Figure collection entries

★ ★ ★ ★

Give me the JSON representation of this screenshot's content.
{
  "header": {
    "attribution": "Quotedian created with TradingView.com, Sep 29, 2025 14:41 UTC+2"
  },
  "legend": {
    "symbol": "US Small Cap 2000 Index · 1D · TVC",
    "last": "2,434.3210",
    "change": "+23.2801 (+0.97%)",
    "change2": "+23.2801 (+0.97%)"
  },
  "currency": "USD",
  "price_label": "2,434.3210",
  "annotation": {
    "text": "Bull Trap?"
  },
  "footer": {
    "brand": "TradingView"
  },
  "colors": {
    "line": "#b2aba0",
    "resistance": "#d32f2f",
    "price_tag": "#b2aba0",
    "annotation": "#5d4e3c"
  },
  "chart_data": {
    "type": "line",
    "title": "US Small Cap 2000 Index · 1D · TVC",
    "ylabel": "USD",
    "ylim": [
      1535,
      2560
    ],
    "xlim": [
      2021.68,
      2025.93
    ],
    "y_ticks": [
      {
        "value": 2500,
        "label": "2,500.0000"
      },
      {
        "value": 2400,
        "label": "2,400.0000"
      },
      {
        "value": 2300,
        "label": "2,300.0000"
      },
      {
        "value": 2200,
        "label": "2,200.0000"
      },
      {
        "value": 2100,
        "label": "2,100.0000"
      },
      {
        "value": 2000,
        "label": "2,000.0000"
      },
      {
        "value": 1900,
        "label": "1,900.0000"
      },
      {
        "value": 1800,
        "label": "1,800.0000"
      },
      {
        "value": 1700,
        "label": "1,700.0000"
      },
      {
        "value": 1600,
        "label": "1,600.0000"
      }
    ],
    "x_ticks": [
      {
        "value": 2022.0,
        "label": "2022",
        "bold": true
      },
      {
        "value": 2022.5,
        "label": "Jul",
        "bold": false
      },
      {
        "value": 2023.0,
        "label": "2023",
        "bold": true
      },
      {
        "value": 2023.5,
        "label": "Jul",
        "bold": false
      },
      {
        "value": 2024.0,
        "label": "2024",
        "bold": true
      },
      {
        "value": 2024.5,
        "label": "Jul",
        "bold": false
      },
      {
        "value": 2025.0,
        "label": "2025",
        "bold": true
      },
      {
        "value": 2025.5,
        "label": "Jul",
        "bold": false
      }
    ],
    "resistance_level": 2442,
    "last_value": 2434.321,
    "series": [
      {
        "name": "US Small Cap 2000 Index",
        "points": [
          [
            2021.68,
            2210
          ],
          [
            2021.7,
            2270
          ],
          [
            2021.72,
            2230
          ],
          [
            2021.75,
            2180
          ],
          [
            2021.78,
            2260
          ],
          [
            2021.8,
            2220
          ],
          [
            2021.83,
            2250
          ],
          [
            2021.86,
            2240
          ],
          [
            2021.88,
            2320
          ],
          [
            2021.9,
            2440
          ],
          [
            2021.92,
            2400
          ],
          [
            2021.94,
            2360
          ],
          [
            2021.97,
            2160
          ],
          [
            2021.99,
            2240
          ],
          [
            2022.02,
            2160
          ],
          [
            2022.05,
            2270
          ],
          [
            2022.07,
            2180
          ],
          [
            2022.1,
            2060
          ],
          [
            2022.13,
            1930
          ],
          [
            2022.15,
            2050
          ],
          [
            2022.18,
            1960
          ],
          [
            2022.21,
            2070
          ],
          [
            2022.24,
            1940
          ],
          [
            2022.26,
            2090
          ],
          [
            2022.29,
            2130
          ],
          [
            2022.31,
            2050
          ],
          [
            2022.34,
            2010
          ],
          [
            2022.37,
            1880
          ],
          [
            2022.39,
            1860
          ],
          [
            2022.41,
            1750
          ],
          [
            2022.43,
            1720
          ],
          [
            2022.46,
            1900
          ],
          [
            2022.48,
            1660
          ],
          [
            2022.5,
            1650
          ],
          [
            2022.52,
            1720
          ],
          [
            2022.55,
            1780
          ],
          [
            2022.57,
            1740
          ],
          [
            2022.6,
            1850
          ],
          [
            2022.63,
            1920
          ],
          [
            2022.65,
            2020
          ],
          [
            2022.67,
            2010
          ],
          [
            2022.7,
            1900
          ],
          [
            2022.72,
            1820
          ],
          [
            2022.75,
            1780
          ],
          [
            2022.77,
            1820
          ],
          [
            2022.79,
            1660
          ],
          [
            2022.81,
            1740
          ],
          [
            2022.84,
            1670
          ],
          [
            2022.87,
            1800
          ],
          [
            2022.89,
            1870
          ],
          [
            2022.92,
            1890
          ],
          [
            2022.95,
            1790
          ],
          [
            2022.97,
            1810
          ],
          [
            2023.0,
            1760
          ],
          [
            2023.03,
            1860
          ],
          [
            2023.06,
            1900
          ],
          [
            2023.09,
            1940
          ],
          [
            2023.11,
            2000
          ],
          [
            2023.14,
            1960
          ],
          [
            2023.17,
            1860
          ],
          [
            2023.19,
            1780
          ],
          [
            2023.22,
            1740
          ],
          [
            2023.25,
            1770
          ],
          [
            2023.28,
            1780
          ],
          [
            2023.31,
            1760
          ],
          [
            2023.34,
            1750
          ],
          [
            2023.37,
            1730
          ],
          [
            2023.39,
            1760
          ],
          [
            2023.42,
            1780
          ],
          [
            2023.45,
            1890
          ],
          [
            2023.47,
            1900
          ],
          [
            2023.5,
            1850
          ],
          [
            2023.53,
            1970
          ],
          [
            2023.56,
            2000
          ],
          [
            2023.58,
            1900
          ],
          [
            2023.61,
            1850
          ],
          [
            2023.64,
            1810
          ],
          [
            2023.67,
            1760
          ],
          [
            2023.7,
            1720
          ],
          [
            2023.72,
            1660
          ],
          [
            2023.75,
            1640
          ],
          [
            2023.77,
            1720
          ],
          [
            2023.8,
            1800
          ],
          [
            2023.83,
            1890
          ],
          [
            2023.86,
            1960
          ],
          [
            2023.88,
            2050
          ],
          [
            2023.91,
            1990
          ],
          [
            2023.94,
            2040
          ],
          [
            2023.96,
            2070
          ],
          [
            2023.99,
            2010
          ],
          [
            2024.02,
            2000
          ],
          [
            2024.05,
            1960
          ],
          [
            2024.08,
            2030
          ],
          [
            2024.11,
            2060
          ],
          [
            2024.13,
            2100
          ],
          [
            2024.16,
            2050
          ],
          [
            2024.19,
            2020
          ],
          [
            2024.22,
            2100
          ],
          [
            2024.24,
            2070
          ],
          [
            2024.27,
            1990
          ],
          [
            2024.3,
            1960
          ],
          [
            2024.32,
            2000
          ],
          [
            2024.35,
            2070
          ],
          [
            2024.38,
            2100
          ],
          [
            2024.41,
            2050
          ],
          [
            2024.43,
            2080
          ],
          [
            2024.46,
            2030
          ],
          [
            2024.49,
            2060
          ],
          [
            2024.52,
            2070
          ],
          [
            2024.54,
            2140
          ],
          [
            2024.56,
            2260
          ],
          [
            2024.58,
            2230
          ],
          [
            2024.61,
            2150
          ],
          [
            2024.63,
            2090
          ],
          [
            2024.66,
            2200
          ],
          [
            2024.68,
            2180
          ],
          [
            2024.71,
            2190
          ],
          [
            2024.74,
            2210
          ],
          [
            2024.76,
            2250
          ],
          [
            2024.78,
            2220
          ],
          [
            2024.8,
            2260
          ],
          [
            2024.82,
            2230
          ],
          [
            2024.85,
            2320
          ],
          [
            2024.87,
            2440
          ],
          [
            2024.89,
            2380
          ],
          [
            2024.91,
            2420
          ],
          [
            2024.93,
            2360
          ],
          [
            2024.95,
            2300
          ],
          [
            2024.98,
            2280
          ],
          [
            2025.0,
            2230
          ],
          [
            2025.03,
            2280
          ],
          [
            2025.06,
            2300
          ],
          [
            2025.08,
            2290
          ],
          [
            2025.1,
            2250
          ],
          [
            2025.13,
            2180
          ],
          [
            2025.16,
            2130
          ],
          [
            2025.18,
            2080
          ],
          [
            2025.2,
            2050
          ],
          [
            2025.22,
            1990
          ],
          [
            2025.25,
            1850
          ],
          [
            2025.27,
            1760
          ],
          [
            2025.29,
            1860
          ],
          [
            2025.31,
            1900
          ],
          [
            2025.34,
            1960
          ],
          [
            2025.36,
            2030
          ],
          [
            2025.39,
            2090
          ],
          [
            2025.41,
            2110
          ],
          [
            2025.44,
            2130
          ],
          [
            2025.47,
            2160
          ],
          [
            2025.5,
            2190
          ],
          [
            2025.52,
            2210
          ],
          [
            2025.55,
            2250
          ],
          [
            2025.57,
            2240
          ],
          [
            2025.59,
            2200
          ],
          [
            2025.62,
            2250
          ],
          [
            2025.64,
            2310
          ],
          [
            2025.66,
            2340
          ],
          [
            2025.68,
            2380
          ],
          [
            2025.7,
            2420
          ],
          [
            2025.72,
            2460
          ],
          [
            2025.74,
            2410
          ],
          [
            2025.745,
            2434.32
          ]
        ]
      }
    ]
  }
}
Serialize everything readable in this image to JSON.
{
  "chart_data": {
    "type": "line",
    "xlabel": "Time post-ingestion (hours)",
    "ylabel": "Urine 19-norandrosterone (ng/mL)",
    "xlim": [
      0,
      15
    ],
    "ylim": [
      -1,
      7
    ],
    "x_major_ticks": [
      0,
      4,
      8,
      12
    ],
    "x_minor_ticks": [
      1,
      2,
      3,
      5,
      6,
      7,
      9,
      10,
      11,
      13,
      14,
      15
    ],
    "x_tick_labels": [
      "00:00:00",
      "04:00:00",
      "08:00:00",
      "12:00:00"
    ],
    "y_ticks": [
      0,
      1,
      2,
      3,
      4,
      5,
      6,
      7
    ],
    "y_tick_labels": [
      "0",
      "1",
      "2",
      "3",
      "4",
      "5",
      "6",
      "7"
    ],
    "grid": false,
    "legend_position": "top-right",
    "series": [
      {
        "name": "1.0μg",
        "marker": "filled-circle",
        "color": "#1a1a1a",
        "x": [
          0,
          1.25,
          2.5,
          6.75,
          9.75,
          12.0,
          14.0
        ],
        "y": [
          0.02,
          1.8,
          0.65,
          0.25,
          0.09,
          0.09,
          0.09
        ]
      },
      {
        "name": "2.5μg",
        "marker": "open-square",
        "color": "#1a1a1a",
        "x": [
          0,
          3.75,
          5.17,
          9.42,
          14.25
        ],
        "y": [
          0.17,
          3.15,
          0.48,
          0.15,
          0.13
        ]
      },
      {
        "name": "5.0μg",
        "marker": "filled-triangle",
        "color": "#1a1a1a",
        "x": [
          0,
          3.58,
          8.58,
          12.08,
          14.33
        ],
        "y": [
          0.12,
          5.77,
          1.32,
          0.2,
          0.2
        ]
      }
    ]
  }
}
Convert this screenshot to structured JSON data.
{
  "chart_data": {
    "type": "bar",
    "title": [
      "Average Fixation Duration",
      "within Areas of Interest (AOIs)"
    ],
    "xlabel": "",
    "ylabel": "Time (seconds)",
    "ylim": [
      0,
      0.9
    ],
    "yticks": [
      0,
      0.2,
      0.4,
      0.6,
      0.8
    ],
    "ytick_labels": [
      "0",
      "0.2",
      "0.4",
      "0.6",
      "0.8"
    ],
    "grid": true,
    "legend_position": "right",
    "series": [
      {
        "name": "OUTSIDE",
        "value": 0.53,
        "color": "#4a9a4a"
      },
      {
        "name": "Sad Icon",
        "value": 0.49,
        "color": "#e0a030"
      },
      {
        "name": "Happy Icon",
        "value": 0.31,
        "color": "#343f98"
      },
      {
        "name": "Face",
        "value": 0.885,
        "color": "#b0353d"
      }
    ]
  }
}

★ ★ ★ ★

▸ **WHAT TO DO**
From the line containing "Convert this screenshot" to the last line of the material, please quote every line exactly and only those.

▸ **EXERCISE OUTPUT**
Convert this screenshot to structured JSON data.
{
  "chart_data": {
    "type": "bar",
    "title": [
      "Average Fixation Duration",
      "within Areas of Interest (AOIs)"
    ],
    "xlabel": "",
    "ylabel": "Time (seconds)",
    "ylim": [
      0,
      0.9
    ],
    "yticks": [
      0,
      0.2,
      0.4,
      0.6,
      0.8
    ],
    "ytick_labels": [
      "0",
      "0.2",
      "0.4",
      "0.6",
      "0.8"
    ],
    "grid": true,
    "legend_position": "right",
    "series": [
      {
        "name": "OUTSIDE",
        "value": 0.53,
        "color": "#4a9a4a"
      },
      {
        "name": "Sad Icon",
        "value": 0.49,
        "color": "#e0a030"
      },
      {
        "name": "Happy Icon",
        "value": 0.31,
        "color": "#343f98"
      },
      {
        "name": "Face",
        "value": 0.885,
        "color": "#b0353d"
      }
    ]
  }
}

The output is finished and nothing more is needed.